◆ Records to use
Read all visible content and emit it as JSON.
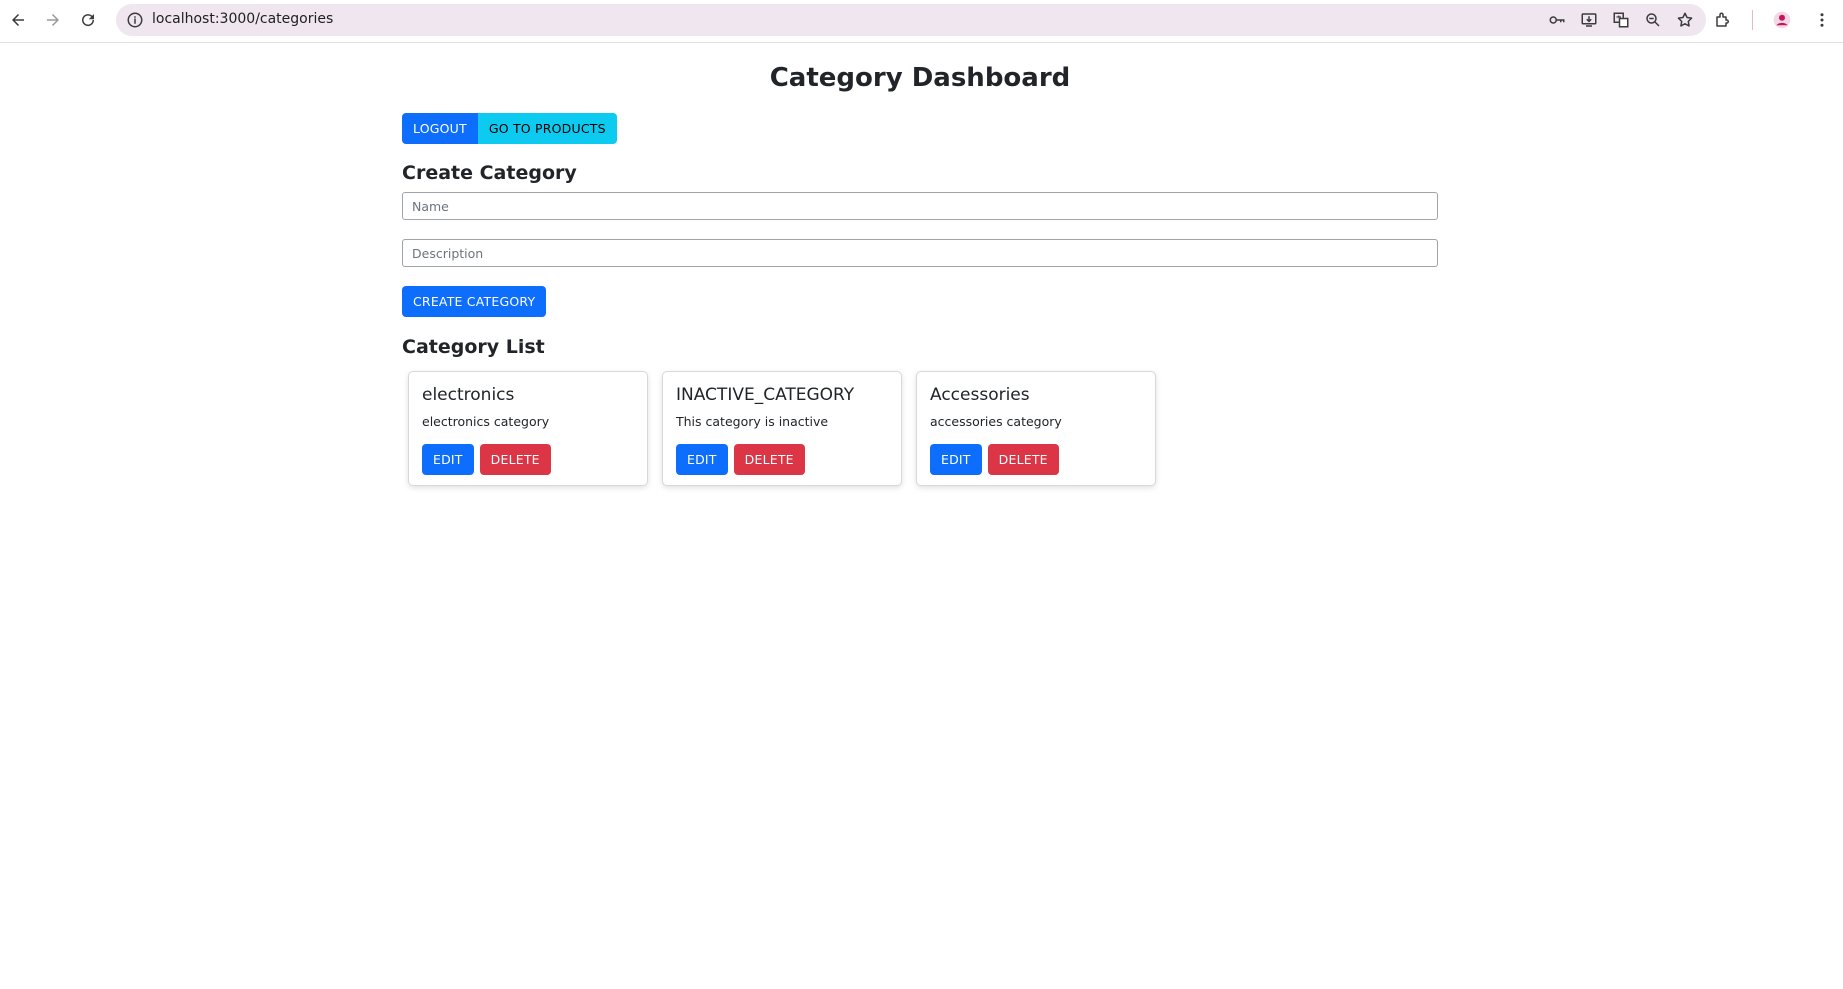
{
  "browser": {
    "url": "localhost:3000/categories",
    "icons": [
      "back-icon",
      "forward-icon",
      "reload-icon",
      "site-info-icon",
      "password-key-icon",
      "install-app-icon",
      "translate-icon",
      "zoom-icon",
      "bookmark-star-icon",
      "extensions-icon",
      "profile-avatar-icon",
      "more-menu-icon"
    ]
  },
  "page": {
    "title": "Category Dashboard",
    "logout_label": "LOGOUT",
    "products_label": "GO TO PRODUCTS"
  },
  "create": {
    "heading": "Create Category",
    "name_placeholder": "Name",
    "description_placeholder": "Description",
    "submit_label": "CREATE CATEGORY"
  },
  "list": {
    "heading": "Category List",
    "edit_label": "EDIT",
    "delete_label": "DELETE",
    "items": [
      {
        "name": "electronics",
        "description": "electronics category"
      },
      {
        "name": "INACTIVE_CATEGORY",
        "description": "This category is inactive"
      },
      {
        "name": "Accessories",
        "description": "accessories category"
      }
    ]
  },
  "colors": {
    "primary": "#0d6efd",
    "info": "#0dcaf0",
    "danger": "#dc3545",
    "omnibox": "#f0e6f0",
    "profile": "#c2185b"
  }
}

◆ Your objective
Transcribe all of the records above character for character. Exclude the pictures.

◆ Result of this exercise
Read all visible content and emit it as JSON.
{
  "browser": {
    "url": "localhost:3000/categories",
    "icons": [
      "back-icon",
      "forward-icon",
      "reload-icon",
      "site-info-icon",
      "password-key-icon",
      "install-app-icon",
      "translate-icon",
      "zoom-icon",
      "bookmark-star-icon",
      "extensions-icon",
      "profile-avatar-icon",
      "more-menu-icon"
    ]
  },
  "page": {
    "title": "Category Dashboard",
    "logout_label": "LOGOUT",
    "products_label": "GO TO PRODUCTS"
  },
  "create": {
    "heading": "Create Category",
    "name_placeholder": "Name",
    "description_placeholder": "Description",
    "submit_label": "CREATE CATEGORY"
  },
  "list": {
    "heading": "Category List",
    "edit_label": "EDIT",
    "delete_label": "DELETE",
    "items": [
      {
        "name": "electronics",
        "description": "electronics category"
      },
      {
        "name": "INACTIVE_CATEGORY",
        "description": "This category is inactive"
      },
      {
        "name": "Accessories",
        "description": "accessories category"
      }
    ]
  },
  "colors": {
    "primary": "#0d6efd",
    "info": "#0dcaf0",
    "danger": "#dc3545",
    "omnibox": "#f0e6f0",
    "profile": "#c2185b"
  }
}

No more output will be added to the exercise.